Using the listing below, select the lines with the word "icon" and copy them.

━━━━

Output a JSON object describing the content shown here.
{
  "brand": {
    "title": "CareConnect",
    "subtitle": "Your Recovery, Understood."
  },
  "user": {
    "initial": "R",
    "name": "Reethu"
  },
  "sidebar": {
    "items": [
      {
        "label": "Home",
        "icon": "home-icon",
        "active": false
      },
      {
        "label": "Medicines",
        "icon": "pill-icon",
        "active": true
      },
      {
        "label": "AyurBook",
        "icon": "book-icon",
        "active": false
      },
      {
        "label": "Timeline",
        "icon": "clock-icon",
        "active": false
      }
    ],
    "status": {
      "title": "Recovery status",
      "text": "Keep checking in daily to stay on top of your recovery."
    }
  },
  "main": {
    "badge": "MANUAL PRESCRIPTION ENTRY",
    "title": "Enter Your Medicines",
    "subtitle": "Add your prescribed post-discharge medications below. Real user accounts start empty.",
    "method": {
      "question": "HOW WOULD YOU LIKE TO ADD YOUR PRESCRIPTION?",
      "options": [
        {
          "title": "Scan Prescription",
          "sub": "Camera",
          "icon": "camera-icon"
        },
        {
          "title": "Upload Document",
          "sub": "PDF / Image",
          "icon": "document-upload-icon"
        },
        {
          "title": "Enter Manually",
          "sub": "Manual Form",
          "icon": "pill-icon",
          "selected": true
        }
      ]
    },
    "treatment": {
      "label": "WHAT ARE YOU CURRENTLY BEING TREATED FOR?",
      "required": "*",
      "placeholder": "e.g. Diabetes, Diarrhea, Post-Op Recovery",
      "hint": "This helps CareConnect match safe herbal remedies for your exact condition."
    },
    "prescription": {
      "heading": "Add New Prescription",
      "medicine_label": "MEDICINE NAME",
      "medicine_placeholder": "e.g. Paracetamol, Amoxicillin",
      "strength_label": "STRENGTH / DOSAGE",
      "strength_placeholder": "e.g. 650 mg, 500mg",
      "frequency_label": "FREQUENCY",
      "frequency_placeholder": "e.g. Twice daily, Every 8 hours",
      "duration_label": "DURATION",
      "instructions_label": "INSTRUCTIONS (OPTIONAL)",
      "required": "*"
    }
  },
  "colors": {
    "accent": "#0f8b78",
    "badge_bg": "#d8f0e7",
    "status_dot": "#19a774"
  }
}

━━━━

_Right answer_.
        "icon": "home-icon",
        "icon": "pill-icon",
        "icon": "book-icon",
        "icon": "clock-icon",
          "icon": "camera-icon"
          "icon": "document-upload-icon"
          "icon": "pill-icon",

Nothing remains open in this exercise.